### Direction
Wherever a line in the data below holds "масла", copy that line.

### Input

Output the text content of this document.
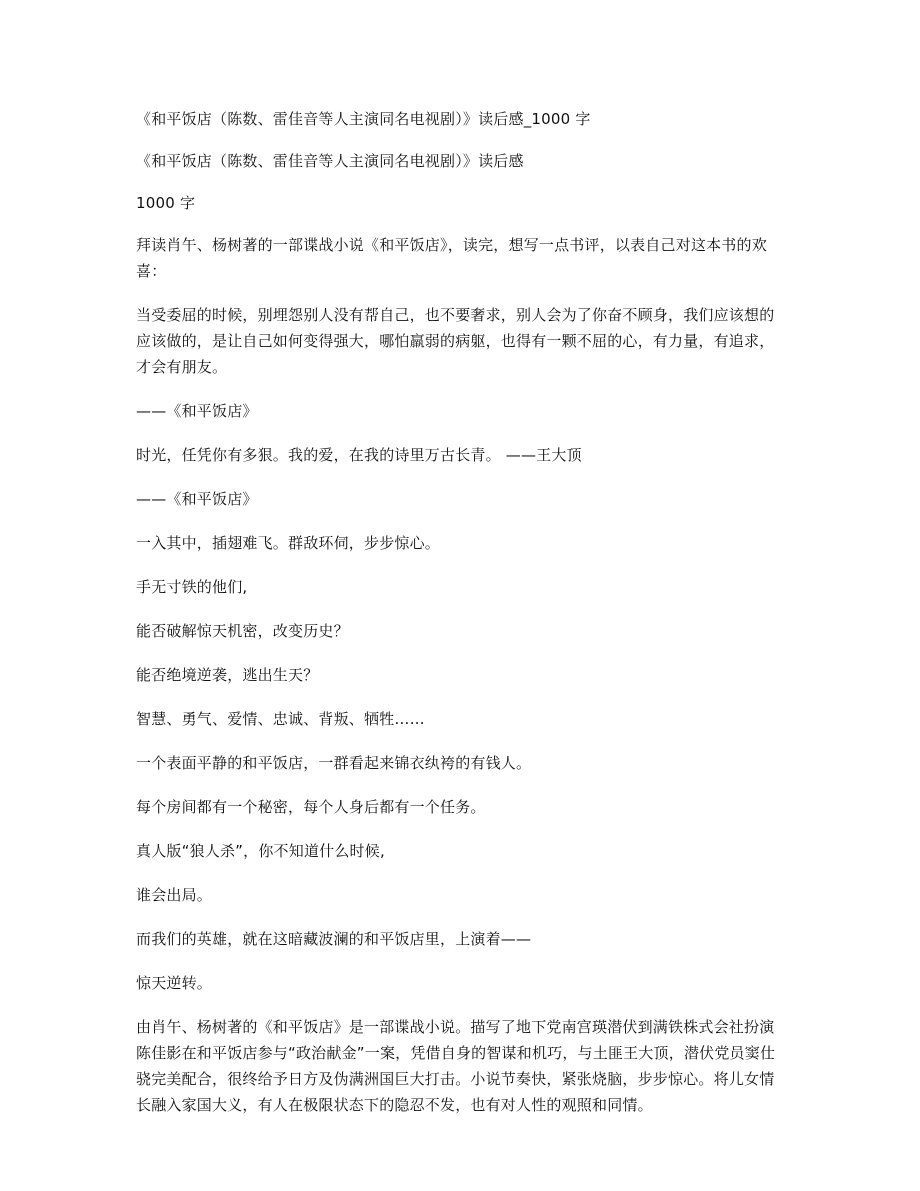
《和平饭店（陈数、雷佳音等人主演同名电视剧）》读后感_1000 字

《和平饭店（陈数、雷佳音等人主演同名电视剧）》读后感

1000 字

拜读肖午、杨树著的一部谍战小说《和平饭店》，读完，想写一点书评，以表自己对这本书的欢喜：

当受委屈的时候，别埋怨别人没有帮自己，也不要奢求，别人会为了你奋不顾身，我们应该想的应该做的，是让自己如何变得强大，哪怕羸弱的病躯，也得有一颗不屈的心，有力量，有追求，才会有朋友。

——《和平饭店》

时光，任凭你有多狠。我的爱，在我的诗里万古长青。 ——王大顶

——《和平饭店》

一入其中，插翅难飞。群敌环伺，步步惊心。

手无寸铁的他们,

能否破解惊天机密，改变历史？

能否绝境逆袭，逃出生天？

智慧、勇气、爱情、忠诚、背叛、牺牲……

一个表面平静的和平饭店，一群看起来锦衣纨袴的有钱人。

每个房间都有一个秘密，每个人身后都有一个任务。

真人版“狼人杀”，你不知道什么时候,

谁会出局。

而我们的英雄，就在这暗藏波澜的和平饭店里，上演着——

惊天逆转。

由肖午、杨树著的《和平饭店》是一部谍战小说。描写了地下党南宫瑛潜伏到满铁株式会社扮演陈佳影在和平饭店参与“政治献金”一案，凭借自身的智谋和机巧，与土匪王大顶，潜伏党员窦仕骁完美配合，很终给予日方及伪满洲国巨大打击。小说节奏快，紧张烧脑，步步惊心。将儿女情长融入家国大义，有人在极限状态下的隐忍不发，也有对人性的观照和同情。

* * *

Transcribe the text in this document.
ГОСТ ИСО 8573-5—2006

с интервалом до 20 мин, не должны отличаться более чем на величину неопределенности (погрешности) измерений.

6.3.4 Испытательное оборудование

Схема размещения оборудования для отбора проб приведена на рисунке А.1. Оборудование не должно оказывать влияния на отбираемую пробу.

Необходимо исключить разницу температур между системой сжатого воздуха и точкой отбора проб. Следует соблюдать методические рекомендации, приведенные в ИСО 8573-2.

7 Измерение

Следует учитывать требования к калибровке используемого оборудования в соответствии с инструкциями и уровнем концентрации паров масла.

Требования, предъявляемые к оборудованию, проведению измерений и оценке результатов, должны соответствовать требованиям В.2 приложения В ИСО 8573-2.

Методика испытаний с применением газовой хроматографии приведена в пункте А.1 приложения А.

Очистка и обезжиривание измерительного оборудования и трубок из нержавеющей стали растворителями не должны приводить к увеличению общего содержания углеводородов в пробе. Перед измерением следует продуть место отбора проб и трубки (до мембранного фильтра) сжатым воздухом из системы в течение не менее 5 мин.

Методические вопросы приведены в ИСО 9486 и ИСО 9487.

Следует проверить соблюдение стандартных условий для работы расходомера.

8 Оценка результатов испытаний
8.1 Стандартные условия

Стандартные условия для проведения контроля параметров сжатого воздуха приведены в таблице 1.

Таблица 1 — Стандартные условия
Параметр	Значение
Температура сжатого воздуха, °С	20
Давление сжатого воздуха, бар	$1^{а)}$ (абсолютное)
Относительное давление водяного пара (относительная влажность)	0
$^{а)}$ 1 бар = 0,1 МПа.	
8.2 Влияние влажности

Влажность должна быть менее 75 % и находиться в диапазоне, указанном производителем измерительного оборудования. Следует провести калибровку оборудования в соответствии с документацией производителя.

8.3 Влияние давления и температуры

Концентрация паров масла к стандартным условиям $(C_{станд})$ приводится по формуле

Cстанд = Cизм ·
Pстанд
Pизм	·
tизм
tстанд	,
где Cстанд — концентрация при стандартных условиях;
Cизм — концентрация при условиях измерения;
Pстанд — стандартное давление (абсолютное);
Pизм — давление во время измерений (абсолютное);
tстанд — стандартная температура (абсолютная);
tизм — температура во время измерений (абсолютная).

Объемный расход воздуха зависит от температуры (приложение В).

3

### Result
Следует учитывать требования к калибровке используемого оборудования в соответствии с инструкциями и уровнем концентрации паров масла.
Концентрация паров масла к стандартным условиям $(C_{станд})$ приводится по формуле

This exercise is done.